Dataset entries
** Start **

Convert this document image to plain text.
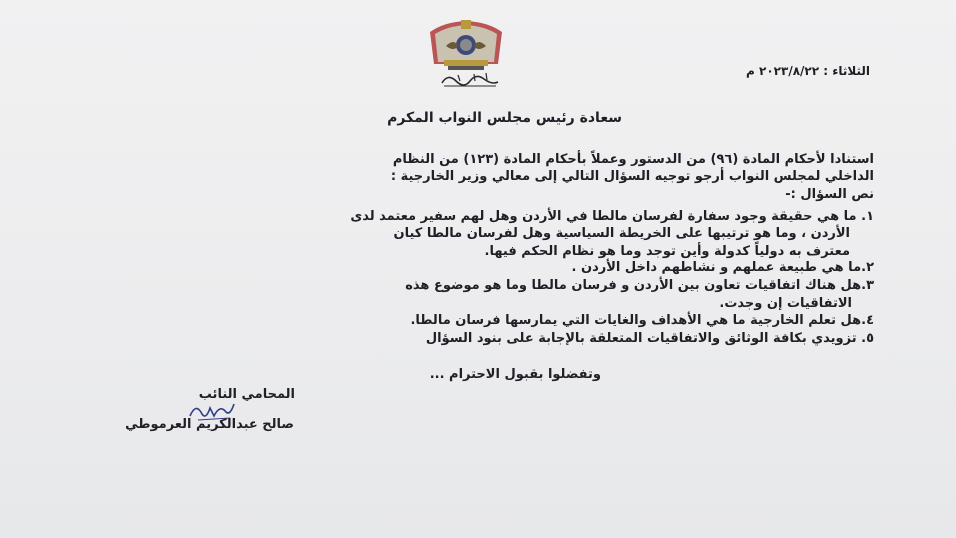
الثلاثاء : ٢٠٢٣/٨/٢٢ م

سعادة رئيس مجلس النواب المكرم

استنادا لأحكام المادة (٩٦) من الدستور وعملاً بأحكام المادة (١٢٣) من النظام

الداخلي لمجلس النواب أرجو توجيه السؤال التالي إلى معالي وزير الخارجية :

نص السؤال :-

١. ما هي حقيقة وجود سفارة لفرسان مالطا في الأردن وهل لهم سفير معتمد لدى

الأردن ، وما هو ترتيبها على الخريطة السياسية وهل لفرسان مالطا كيان

معترف به دولياً كدولة وأين توجد وما هو نظام الحكم فيها.

٢.ما هي طبيعة عملهم و نشاطهم داخل الأردن .

٣.هل هناك اتفاقيات تعاون بين الأردن و فرسان مالطا وما هو موضوع هذه

الاتفاقيات إن وجدت.

٤.هل تعلم الخارجية ما هي الأهداف والغايات التي يمارسها فرسان مالطا.

٥. تزويدي بكافة الوثائق والاتفاقيات المتعلقة بالإجابة على بنود السؤال

وتفضلوا بقبول الاحترام ...

المحامي النائب

صالح عبدالكريم العرموطي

** End **

Directions for this task:
Omit pictures; set down the rest of the material word for word.

Solution to the exercise:
Convert this document image to plain text.
الثلاثاء : ٢٠٢٣/٨/٢٢ م

سعادة رئيس مجلس النواب المكرم

استنادا لأحكام المادة (٩٦) من الدستور وعملاً بأحكام المادة (١٢٣) من النظام

الداخلي لمجلس النواب أرجو توجيه السؤال التالي إلى معالي وزير الخارجية :

نص السؤال :-

١. ما هي حقيقة وجود سفارة لفرسان مالطا في الأردن وهل لهم سفير معتمد لدى

الأردن ، وما هو ترتيبها على الخريطة السياسية وهل لفرسان مالطا كيان

معترف به دولياً كدولة وأين توجد وما هو نظام الحكم فيها.

٢.ما هي طبيعة عملهم و نشاطهم داخل الأردن .

٣.هل هناك اتفاقيات تعاون بين الأردن و فرسان مالطا وما هو موضوع هذه

الاتفاقيات إن وجدت.

٤.هل تعلم الخارجية ما هي الأهداف والغايات التي يمارسها فرسان مالطا.

٥. تزويدي بكافة الوثائق والاتفاقيات المتعلقة بالإجابة على بنود السؤال

وتفضلوا بقبول الاحترام ...

المحامي النائب

صالح عبدالكريم العرموطي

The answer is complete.